● **WRITTEN INSTRUCTION**
Each line that holds the word "posts" counts once; report how many lines do so and nothing else.

Data items:
_____

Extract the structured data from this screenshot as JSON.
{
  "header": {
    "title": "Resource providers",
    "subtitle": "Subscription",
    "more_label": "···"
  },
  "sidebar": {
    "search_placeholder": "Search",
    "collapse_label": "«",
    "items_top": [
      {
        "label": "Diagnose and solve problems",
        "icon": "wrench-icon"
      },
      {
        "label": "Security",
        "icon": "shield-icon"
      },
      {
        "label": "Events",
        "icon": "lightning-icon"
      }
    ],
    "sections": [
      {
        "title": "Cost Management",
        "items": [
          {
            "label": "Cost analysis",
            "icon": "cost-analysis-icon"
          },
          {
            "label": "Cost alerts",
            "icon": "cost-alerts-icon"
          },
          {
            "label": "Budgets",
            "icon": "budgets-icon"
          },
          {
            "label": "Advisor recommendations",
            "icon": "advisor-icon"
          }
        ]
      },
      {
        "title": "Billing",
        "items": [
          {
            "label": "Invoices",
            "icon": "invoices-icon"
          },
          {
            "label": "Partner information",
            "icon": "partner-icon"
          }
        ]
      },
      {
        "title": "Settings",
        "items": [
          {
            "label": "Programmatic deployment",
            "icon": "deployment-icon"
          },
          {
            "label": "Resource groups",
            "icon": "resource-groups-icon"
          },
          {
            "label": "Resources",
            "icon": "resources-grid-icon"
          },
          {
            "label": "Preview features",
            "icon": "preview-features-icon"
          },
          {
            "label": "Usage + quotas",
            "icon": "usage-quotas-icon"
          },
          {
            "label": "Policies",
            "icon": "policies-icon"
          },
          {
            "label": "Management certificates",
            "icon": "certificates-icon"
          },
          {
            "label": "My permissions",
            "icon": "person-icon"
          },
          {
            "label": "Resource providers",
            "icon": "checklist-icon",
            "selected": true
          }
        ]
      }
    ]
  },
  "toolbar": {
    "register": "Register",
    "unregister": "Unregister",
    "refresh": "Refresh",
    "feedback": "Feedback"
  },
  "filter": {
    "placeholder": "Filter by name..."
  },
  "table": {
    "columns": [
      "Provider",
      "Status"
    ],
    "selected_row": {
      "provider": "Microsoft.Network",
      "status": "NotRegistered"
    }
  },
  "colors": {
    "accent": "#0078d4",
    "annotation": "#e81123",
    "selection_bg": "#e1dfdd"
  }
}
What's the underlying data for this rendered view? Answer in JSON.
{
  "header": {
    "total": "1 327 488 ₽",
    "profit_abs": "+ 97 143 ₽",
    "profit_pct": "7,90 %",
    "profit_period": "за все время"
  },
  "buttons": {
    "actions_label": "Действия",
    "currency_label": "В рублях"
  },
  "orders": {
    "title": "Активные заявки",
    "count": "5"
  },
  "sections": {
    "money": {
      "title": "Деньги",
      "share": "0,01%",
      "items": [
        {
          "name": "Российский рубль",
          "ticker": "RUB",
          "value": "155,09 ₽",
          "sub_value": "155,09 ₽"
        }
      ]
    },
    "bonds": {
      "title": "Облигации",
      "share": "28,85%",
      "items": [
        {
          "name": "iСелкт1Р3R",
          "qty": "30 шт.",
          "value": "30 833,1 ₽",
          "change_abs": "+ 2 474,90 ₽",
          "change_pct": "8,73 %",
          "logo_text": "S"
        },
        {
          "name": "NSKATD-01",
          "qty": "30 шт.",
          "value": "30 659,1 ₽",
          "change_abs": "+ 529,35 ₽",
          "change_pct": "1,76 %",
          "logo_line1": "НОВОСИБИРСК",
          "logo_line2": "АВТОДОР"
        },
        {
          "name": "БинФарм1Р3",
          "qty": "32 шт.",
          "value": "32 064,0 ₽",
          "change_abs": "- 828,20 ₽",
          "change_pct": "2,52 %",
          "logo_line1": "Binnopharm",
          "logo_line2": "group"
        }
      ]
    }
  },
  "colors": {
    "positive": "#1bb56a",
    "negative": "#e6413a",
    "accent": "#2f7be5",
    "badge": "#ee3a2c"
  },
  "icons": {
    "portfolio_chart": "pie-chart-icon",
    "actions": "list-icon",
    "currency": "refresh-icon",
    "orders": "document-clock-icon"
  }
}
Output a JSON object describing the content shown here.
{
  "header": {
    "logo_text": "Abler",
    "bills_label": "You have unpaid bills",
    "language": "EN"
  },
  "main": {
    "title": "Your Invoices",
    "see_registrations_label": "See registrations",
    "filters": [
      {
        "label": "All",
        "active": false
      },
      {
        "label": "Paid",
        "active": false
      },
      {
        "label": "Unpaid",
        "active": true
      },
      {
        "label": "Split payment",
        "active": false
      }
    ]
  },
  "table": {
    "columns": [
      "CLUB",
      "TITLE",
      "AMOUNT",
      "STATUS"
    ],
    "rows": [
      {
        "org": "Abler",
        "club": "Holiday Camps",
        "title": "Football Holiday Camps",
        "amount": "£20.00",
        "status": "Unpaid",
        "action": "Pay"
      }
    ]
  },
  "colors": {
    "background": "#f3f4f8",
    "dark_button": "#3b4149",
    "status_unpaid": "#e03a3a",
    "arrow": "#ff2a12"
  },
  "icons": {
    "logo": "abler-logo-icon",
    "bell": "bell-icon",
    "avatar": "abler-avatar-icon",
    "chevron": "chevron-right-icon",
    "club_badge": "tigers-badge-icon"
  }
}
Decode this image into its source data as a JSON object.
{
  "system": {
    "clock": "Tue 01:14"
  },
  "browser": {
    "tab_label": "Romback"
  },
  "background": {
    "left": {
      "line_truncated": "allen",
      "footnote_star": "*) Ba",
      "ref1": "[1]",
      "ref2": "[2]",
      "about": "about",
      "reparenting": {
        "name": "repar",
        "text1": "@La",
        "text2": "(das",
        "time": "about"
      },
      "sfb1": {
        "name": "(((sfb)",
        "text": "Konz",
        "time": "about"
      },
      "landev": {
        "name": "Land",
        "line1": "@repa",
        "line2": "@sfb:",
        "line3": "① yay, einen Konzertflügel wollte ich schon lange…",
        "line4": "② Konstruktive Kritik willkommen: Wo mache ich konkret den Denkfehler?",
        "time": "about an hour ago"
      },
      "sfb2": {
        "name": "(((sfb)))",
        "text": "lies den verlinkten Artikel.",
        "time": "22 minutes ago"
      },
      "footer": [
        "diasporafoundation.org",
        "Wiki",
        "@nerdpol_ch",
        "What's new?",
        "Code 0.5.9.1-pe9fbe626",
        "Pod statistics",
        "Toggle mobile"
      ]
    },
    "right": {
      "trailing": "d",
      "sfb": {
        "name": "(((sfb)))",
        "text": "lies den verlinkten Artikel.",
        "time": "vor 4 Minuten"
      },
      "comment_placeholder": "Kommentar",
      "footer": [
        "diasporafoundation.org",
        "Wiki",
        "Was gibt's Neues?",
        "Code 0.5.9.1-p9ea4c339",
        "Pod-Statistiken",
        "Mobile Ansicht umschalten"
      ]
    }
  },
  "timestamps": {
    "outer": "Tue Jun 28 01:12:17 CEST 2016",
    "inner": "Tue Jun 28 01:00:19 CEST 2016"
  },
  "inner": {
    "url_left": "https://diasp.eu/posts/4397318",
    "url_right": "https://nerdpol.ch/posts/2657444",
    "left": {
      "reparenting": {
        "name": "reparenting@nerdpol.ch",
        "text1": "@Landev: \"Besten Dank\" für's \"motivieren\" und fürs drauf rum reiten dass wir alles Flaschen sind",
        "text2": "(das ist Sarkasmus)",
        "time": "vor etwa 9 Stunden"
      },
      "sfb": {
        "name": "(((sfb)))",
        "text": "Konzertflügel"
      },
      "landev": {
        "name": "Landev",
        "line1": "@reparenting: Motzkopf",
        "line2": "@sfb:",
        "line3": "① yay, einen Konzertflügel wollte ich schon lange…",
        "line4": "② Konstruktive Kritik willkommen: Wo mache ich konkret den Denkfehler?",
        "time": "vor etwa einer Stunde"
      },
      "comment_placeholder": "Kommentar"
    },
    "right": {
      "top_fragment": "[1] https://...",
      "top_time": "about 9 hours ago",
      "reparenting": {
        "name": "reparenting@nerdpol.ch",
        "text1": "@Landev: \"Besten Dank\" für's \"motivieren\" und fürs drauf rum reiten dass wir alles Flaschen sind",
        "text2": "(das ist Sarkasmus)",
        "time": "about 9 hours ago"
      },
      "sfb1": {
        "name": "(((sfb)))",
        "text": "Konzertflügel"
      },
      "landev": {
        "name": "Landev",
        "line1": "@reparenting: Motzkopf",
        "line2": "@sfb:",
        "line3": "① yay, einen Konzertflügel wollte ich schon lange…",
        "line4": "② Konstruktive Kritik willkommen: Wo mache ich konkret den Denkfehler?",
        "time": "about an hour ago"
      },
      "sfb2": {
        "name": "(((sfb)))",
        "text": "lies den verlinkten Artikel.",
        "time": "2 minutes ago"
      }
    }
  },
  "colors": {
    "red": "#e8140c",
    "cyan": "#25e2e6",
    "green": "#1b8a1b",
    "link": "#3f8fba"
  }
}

_____

● **EXPECTED ANSWER**
2